-- Input rows --
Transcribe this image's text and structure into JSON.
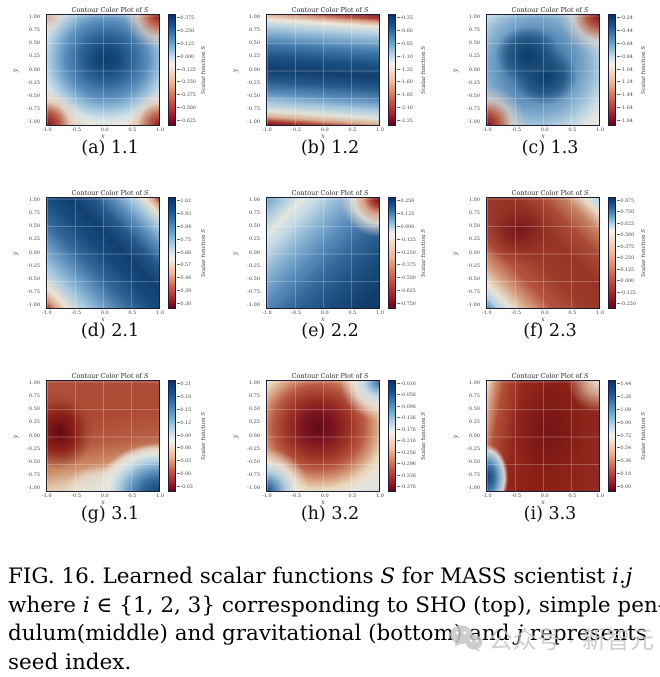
{
  "page": {
    "background": "#ffffff"
  },
  "figure_caption": {
    "lines": [
      [
        {
          "t": "FIG. 16.  Learned scalar functions "
        },
        {
          "t": "S",
          "i": 1
        },
        {
          "t": " for MASS scientist "
        },
        {
          "t": "i.j",
          "i": 1
        }
      ],
      [
        {
          "t": "where "
        },
        {
          "t": "i",
          "i": 1
        },
        {
          "t": " ∈ {1, 2, 3} corresponding to SHO (top), simple pen-"
        }
      ],
      [
        {
          "t": "dulum(middle) and gravitational (bottom) and "
        },
        {
          "t": "j",
          "i": 1
        },
        {
          "t": " represents"
        }
      ],
      [
        {
          "t": "seed index."
        }
      ]
    ]
  },
  "watermark": {
    "text": "公众号 · 新智元",
    "icon": "wechat-icon"
  },
  "colors": {
    "colormap_stops": [
      "#08306b",
      "#2166ac",
      "#6bacd1",
      "#c6dbef",
      "#f7f5f0",
      "#f0b894",
      "#d6604d",
      "#b2182b",
      "#67001f"
    ]
  },
  "plots": [
    {
      "key": "a",
      "subcaption": "(a) 1.1",
      "title": "Contour Color Plot of S",
      "xlabel": "x",
      "ylabel": "y",
      "colorbar_label": "Scalar function S",
      "xticks": [
        "-1.0",
        "-0.5",
        "0.0",
        "0.5",
        "1.0"
      ],
      "yticks": [
        "1.00",
        "0.75",
        "0.50",
        "0.25",
        "0.00",
        "-0.25",
        "-0.50",
        "-0.75",
        "-1.00"
      ],
      "colorbar_ticks": [
        "0.375",
        "0.250",
        "0.125",
        "0.000",
        "-0.125",
        "-0.250",
        "-0.375",
        "-0.500",
        "-0.625"
      ]
    },
    {
      "key": "b",
      "subcaption": "(b) 1.2",
      "title": "Contour Color Plot of S",
      "xlabel": "x",
      "ylabel": "y",
      "colorbar_label": "Scalar function S",
      "xticks": [
        "-1.0",
        "-0.5",
        "0.0",
        "0.5",
        "1.0"
      ],
      "yticks": [
        "1.00",
        "0.75",
        "0.50",
        "0.25",
        "0.00",
        "-0.25",
        "-0.50",
        "-0.75",
        "-1.00"
      ],
      "colorbar_ticks": [
        "-0.35",
        "-0.60",
        "-0.85",
        "-1.10",
        "-1.35",
        "-1.60",
        "-1.85",
        "-2.10",
        "-2.35"
      ]
    },
    {
      "key": "c",
      "subcaption": "(c) 1.3",
      "title": "Contour Color Plot of S",
      "xlabel": "x",
      "ylabel": "y",
      "colorbar_label": "Scalar function S",
      "xticks": [
        "-1.0",
        "-0.5",
        "0.0",
        "0.5",
        "1.0"
      ],
      "yticks": [
        "1.00",
        "0.75",
        "0.50",
        "0.25",
        "0.00",
        "-0.25",
        "-0.50",
        "-0.75",
        "-1.00"
      ],
      "colorbar_ticks": [
        "-0.24",
        "-0.44",
        "-0.64",
        "-0.84",
        "-1.04",
        "-1.24",
        "-1.44",
        "-1.64",
        "-1.84"
      ]
    },
    {
      "key": "d",
      "subcaption": "(d) 2.1",
      "title": "Contour Color Plot of S",
      "xlabel": "x",
      "ylabel": "y",
      "colorbar_label": "Scalar function S",
      "xticks": [
        "-1.0",
        "-0.5",
        "0.0",
        "0.5",
        "1.0"
      ],
      "yticks": [
        "1.00",
        "0.75",
        "0.50",
        "0.25",
        "0.00",
        "-0.25",
        "-0.50",
        "-0.75",
        "-1.00"
      ],
      "colorbar_ticks": [
        "1.02",
        "0.93",
        "0.84",
        "0.75",
        "0.66",
        "0.57",
        "0.48",
        "0.39",
        "0.30"
      ]
    },
    {
      "key": "e",
      "subcaption": "(e) 2.2",
      "title": "Contour Color Plot of S",
      "xlabel": "x",
      "ylabel": "y",
      "colorbar_label": "Scalar function S",
      "xticks": [
        "-1.0",
        "-0.5",
        "0.0",
        "0.5",
        "1.0"
      ],
      "yticks": [
        "1.00",
        "0.75",
        "0.50",
        "0.25",
        "0.00",
        "-0.25",
        "-0.50",
        "-0.75",
        "-1.00"
      ],
      "colorbar_ticks": [
        "0.250",
        "0.125",
        "0.000",
        "-0.125",
        "-0.250",
        "-0.375",
        "-0.500",
        "-0.625",
        "-0.750"
      ]
    },
    {
      "key": "f",
      "subcaption": "(f) 2.3",
      "title": "Contour Color Plot of S",
      "xlabel": "x",
      "ylabel": "y",
      "colorbar_label": "Scalar function S",
      "xticks": [
        "-1.0",
        "-0.5",
        "0.0",
        "0.5",
        "1.0"
      ],
      "yticks": [
        "1.00",
        "0.75",
        "0.50",
        "0.25",
        "0.00",
        "-0.25",
        "-0.50",
        "-0.75",
        "-1.00"
      ],
      "colorbar_ticks": [
        "0.875",
        "0.750",
        "0.625",
        "0.500",
        "0.375",
        "0.250",
        "0.125",
        "0.000",
        "-0.125",
        "-0.250"
      ]
    },
    {
      "key": "g",
      "subcaption": "(g) 3.1",
      "title": "Contour Color Plot of S",
      "xlabel": "x",
      "ylabel": "y",
      "colorbar_label": "Scalar function S",
      "xticks": [
        "-1.0",
        "-0.5",
        "0.0",
        "0.5",
        "1.0"
      ],
      "yticks": [
        "1.00",
        "0.75",
        "0.50",
        "0.25",
        "0.00",
        "-0.25",
        "-0.50",
        "-0.75",
        "-1.00"
      ],
      "colorbar_ticks": [
        "0.21",
        "0.18",
        "0.15",
        "0.12",
        "0.09",
        "0.06",
        "0.03",
        "0.00",
        "-0.03"
      ]
    },
    {
      "key": "h",
      "subcaption": "(h) 3.2",
      "title": "Contour Color Plot of S",
      "xlabel": "x",
      "ylabel": "y",
      "colorbar_label": "Scalar function S",
      "xticks": [
        "-1.0",
        "-0.5",
        "0.0",
        "0.5",
        "1.0"
      ],
      "yticks": [
        "1.00",
        "0.75",
        "0.50",
        "0.25",
        "0.00",
        "-0.25",
        "-0.50",
        "-0.75",
        "-1.00"
      ],
      "colorbar_ticks": [
        "-0.016",
        "-0.056",
        "-0.096",
        "-0.136",
        "-0.176",
        "-0.216",
        "-0.256",
        "-0.296",
        "-0.336",
        "-0.376"
      ]
    },
    {
      "key": "i",
      "subcaption": "(i) 3.3",
      "title": "Contour Color Plot of S",
      "xlabel": "x",
      "ylabel": "y",
      "colorbar_label": "Scalar function S",
      "xticks": [
        "-1.0",
        "-0.5",
        "0.0",
        "0.5",
        "1.0"
      ],
      "yticks": [
        "1.00",
        "0.75",
        "0.50",
        "0.25",
        "0.00",
        "-0.25",
        "-0.50",
        "-0.75",
        "-1.00"
      ],
      "colorbar_ticks": [
        "1.44",
        "1.26",
        "1.08",
        "0.90",
        "0.72",
        "0.54",
        "0.36",
        "0.18",
        "0.00"
      ]
    }
  ],
  "chart_data": [
    {
      "type": "heatmap",
      "subplot": "(a) 1.1",
      "system": "SHO",
      "seed": 1,
      "title": "Contour Color Plot of S",
      "xlabel": "x",
      "ylabel": "y",
      "x_range": [
        -1.0,
        1.0
      ],
      "y_range": [
        -1.0,
        1.0
      ],
      "z_ticks": [
        0.375,
        0.25,
        0.125,
        0.0,
        -0.125,
        -0.25,
        -0.375,
        -0.5,
        -0.625
      ],
      "colorbar_label": "Scalar function S",
      "field_description": "dark-blue circular basin centered near (0.05,0.15); warm red lobes in all four corners, strongest bottom-left and top-right"
    },
    {
      "type": "heatmap",
      "subplot": "(b) 1.2",
      "system": "SHO",
      "seed": 2,
      "title": "Contour Color Plot of S",
      "xlabel": "x",
      "ylabel": "y",
      "x_range": [
        -1.0,
        1.0
      ],
      "y_range": [
        -1.0,
        1.0
      ],
      "z_ticks": [
        -0.35,
        -0.6,
        -0.85,
        -1.1,
        -1.35,
        -1.6,
        -1.85,
        -2.1,
        -2.35
      ],
      "colorbar_label": "Scalar function S",
      "field_description": "horizontal banding: red along top and bottom edges, broad slightly tilted dark-blue band through the middle"
    },
    {
      "type": "heatmap",
      "subplot": "(c) 1.3",
      "system": "SHO",
      "seed": 3,
      "title": "Contour Color Plot of S",
      "xlabel": "x",
      "ylabel": "y",
      "x_range": [
        -1.0,
        1.0
      ],
      "y_range": [
        -1.0,
        1.0
      ],
      "z_ticks": [
        -0.24,
        -0.44,
        -0.64,
        -0.84,
        -1.04,
        -1.24,
        -1.44,
        -1.64,
        -1.84
      ],
      "colorbar_label": "Scalar function S",
      "field_description": "tilted dark-blue elliptical basin centered near (-0.1,0.0); red lobes at top-right and bottom-left corners"
    },
    {
      "type": "heatmap",
      "subplot": "(d) 2.1",
      "system": "simple pendulum",
      "seed": 1,
      "title": "Contour Color Plot of S",
      "xlabel": "x",
      "ylabel": "y",
      "x_range": [
        -1.0,
        1.0
      ],
      "y_range": [
        -1.0,
        1.0
      ],
      "z_ticks": [
        1.02,
        0.93,
        0.84,
        0.75,
        0.66,
        0.57,
        0.48,
        0.39,
        0.3
      ],
      "colorbar_label": "Scalar function S",
      "field_description": "broad dark-blue diagonal ridge from top-left to bottom-right; red wedges at top-right and bottom-left corners"
    },
    {
      "type": "heatmap",
      "subplot": "(e) 2.2",
      "system": "simple pendulum",
      "seed": 2,
      "title": "Contour Color Plot of S",
      "xlabel": "x",
      "ylabel": "y",
      "x_range": [
        -1.0,
        1.0
      ],
      "y_range": [
        -1.0,
        1.0
      ],
      "z_ticks": [
        0.25,
        0.125,
        0.0,
        -0.125,
        -0.25,
        -0.375,
        -0.5,
        -0.625,
        -0.75
      ],
      "colorbar_label": "Scalar function S",
      "field_description": "mostly blue, darkening toward bottom-right; pale diagonal band through upper-left; red lobe only at top-right corner"
    },
    {
      "type": "heatmap",
      "subplot": "(f) 2.3",
      "system": "simple pendulum",
      "seed": 3,
      "title": "Contour Color Plot of S",
      "xlabel": "x",
      "ylabel": "y",
      "x_range": [
        -1.0,
        1.0
      ],
      "y_range": [
        -1.0,
        1.0
      ],
      "z_ticks": [
        0.875,
        0.75,
        0.625,
        0.5,
        0.375,
        0.25,
        0.125,
        0.0,
        -0.125,
        -0.25
      ],
      "colorbar_label": "Scalar function S",
      "field_description": "mostly dark red with deepest red near upper-left of center; light-blue lobes at top-right and bottom-left corners"
    },
    {
      "type": "heatmap",
      "subplot": "(g) 3.1",
      "system": "gravitational",
      "seed": 1,
      "title": "Contour Color Plot of S",
      "xlabel": "x",
      "ylabel": "y",
      "x_range": [
        -1.0,
        1.0
      ],
      "y_range": [
        -1.0,
        1.0
      ],
      "z_ticks": [
        0.21,
        0.18,
        0.15,
        0.12,
        0.09,
        0.06,
        0.03,
        0.0,
        -0.03
      ],
      "colorbar_label": "Scalar function S",
      "field_description": "dark-red pocket at mid-left; red over most of the domain; blue basin filling the bottom-right, darkest at the corner"
    },
    {
      "type": "heatmap",
      "subplot": "(h) 3.2",
      "system": "gravitational",
      "seed": 2,
      "title": "Contour Color Plot of S",
      "xlabel": "x",
      "ylabel": "y",
      "x_range": [
        -1.0,
        1.0
      ],
      "y_range": [
        -1.0,
        1.0
      ],
      "z_ticks": [
        -0.016,
        -0.056,
        -0.096,
        -0.136,
        -0.176,
        -0.216,
        -0.256,
        -0.296,
        -0.336,
        -0.376
      ],
      "colorbar_label": "Scalar function S",
      "field_description": "dark-red circular bump centered near (0.0,0.1); blue lobes at top-right and bottom-left corners"
    },
    {
      "type": "heatmap",
      "subplot": "(i) 3.3",
      "system": "gravitational",
      "seed": 3,
      "title": "Contour Color Plot of S",
      "xlabel": "x",
      "ylabel": "y",
      "x_range": [
        -1.0,
        1.0
      ],
      "y_range": [
        -1.0,
        1.0
      ],
      "z_ticks": [
        1.44,
        1.26,
        1.08,
        0.9,
        0.72,
        0.54,
        0.36,
        0.18,
        0.0
      ],
      "colorbar_label": "Scalar function S",
      "field_description": "almost entirely dark red; small blue wedge on the lower-left edge; pale patch at top-right corner"
    }
  ]
}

-- What to do --
Output a single number: how many lines contain the word "tilted".

-- Written solution --
2